### Task instructions:
How many lines in the listing below include the word "biết"? Reply with the count alone.

··········

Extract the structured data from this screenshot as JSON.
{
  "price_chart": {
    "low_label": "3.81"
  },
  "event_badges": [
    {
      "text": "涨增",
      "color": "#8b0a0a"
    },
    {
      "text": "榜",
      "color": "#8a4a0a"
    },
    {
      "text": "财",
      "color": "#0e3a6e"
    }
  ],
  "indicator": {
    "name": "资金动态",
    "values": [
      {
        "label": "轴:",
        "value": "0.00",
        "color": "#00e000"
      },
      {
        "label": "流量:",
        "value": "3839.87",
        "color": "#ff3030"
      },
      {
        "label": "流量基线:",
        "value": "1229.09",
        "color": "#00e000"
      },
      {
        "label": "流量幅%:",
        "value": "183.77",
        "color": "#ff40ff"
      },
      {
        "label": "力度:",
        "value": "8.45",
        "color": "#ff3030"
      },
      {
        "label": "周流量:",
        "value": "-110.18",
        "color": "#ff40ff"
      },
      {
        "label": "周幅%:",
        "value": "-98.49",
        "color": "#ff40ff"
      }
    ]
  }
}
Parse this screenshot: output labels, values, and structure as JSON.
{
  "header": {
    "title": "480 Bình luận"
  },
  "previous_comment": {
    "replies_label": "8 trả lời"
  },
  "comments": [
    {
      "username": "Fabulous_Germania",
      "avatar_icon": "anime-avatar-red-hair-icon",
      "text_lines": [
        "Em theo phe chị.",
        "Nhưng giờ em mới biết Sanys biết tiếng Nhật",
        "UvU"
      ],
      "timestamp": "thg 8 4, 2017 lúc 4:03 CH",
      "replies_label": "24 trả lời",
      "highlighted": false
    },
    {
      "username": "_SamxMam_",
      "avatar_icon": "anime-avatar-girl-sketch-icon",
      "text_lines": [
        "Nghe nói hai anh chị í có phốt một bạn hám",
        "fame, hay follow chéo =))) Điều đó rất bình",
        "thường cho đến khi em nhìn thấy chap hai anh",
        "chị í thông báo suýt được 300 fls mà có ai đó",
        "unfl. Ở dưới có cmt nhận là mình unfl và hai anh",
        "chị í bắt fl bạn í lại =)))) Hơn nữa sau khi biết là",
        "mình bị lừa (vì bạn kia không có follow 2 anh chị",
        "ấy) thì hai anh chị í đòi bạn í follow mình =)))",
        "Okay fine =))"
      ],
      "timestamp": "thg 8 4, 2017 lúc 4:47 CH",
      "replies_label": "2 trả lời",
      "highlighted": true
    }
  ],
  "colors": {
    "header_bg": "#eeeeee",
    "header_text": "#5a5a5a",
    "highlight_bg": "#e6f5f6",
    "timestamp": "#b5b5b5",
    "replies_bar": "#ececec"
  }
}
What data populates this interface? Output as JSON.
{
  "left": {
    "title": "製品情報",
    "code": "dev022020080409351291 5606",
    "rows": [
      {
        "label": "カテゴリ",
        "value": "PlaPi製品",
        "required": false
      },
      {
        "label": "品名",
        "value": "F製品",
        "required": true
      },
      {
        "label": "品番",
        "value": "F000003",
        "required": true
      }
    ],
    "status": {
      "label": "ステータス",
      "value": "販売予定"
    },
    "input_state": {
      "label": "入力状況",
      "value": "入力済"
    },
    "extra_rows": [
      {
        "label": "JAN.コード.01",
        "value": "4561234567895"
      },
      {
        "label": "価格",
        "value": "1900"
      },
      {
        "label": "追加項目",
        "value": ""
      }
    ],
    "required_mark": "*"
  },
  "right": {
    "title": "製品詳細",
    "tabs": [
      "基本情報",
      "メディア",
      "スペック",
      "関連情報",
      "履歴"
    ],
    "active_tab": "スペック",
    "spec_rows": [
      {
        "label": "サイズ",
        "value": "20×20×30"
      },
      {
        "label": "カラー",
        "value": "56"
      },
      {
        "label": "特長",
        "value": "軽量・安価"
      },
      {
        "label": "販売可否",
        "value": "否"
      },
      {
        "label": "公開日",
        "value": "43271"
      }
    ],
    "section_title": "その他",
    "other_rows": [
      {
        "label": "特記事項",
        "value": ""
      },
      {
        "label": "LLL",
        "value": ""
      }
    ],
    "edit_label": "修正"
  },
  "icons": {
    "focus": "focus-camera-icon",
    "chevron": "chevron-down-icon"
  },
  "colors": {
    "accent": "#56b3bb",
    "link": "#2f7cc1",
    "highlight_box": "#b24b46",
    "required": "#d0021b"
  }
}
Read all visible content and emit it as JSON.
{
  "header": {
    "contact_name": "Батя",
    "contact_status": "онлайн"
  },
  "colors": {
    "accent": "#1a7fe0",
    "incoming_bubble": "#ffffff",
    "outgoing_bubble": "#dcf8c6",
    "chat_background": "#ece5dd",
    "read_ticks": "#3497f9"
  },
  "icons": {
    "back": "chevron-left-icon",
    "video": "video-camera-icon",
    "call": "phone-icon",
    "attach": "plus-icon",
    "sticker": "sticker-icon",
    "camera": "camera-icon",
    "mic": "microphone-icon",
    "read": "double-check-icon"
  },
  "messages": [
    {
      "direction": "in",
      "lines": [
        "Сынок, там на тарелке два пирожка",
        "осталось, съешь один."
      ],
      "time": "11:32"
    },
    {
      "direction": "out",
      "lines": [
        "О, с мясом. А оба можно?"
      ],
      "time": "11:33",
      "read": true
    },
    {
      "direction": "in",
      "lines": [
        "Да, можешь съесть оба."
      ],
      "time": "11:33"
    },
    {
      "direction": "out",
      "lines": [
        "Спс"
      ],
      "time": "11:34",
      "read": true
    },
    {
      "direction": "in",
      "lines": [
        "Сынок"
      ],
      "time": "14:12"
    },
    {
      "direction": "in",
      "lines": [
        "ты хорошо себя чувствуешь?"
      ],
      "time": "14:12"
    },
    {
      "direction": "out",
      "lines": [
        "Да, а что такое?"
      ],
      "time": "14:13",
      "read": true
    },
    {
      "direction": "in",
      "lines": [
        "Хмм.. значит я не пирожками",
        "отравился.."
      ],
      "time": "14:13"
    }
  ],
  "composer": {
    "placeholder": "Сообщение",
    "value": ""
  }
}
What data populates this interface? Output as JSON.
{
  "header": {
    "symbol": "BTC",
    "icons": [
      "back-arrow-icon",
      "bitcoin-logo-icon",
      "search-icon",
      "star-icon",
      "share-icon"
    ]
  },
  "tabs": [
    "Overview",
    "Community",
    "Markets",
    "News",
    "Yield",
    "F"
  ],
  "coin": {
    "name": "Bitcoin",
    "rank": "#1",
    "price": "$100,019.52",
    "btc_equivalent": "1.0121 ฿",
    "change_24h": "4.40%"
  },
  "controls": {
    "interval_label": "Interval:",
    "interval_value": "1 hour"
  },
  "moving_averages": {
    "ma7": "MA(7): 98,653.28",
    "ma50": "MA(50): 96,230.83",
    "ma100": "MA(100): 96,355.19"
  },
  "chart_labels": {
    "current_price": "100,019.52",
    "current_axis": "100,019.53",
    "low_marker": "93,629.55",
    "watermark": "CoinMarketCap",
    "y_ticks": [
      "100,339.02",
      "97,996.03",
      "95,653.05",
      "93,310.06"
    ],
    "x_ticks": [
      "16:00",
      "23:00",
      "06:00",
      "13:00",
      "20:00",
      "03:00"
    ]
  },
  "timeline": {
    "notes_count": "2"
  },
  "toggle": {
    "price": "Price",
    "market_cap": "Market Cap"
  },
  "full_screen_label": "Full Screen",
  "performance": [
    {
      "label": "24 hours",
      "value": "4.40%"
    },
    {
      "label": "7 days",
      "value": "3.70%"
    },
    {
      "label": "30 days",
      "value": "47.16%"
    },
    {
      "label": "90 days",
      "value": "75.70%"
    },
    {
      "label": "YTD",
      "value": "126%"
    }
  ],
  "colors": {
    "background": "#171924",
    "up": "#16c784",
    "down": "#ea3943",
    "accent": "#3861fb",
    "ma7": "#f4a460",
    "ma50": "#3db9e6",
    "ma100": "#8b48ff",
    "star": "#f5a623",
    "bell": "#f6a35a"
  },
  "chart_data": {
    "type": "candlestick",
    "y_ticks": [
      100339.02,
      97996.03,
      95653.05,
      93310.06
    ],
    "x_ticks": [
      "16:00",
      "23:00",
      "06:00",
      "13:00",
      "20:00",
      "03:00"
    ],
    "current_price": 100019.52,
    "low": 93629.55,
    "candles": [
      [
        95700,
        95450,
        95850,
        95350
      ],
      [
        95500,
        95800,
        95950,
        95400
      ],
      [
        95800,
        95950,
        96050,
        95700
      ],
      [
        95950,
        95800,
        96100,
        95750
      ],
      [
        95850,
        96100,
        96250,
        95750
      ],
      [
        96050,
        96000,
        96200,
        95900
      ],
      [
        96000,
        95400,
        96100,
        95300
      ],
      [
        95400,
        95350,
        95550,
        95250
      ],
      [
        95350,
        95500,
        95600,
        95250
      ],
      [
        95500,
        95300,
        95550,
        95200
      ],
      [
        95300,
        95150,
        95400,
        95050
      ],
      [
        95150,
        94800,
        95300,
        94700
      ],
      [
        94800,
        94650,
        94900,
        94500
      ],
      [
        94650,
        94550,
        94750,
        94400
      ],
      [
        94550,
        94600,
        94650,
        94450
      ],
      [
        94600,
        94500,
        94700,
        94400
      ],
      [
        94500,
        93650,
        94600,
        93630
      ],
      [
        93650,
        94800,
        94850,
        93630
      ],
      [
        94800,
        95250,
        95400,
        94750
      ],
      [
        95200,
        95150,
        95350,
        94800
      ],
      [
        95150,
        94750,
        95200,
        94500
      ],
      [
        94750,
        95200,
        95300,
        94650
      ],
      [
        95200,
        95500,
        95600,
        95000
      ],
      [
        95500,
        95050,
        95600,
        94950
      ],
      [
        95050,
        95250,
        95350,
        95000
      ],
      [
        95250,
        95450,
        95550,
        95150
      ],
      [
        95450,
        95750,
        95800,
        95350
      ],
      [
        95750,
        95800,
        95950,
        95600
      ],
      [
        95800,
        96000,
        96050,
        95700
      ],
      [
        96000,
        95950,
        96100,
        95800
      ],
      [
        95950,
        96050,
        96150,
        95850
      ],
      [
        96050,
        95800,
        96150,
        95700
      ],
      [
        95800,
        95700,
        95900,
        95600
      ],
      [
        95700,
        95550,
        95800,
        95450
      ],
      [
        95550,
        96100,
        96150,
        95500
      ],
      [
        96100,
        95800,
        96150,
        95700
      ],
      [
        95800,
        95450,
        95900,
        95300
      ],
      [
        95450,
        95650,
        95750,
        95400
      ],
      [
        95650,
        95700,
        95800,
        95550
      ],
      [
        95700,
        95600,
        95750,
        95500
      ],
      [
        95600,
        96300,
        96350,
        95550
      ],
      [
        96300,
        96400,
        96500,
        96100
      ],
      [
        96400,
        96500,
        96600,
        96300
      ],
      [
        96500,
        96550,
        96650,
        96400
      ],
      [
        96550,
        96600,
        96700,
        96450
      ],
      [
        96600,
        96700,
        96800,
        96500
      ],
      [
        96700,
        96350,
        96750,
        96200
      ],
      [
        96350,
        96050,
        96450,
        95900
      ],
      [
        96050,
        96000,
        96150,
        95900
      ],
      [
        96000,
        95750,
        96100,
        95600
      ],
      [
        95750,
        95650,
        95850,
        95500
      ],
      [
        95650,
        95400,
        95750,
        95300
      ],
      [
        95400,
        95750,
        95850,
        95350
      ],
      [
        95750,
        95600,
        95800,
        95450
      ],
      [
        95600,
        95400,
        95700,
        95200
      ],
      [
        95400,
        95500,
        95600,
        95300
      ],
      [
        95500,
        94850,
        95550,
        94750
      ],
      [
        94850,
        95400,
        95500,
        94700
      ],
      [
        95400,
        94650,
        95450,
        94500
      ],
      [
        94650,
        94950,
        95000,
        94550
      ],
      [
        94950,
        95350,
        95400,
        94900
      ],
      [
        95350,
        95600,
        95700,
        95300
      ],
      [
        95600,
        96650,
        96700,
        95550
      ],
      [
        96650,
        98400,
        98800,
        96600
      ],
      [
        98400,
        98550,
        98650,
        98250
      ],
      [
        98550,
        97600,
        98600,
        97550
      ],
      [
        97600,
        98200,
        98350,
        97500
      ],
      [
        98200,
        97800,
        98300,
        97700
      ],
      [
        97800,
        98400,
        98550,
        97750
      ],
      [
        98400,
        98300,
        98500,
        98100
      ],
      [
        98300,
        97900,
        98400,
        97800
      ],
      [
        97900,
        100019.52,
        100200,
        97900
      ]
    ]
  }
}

··········

### Task result:
2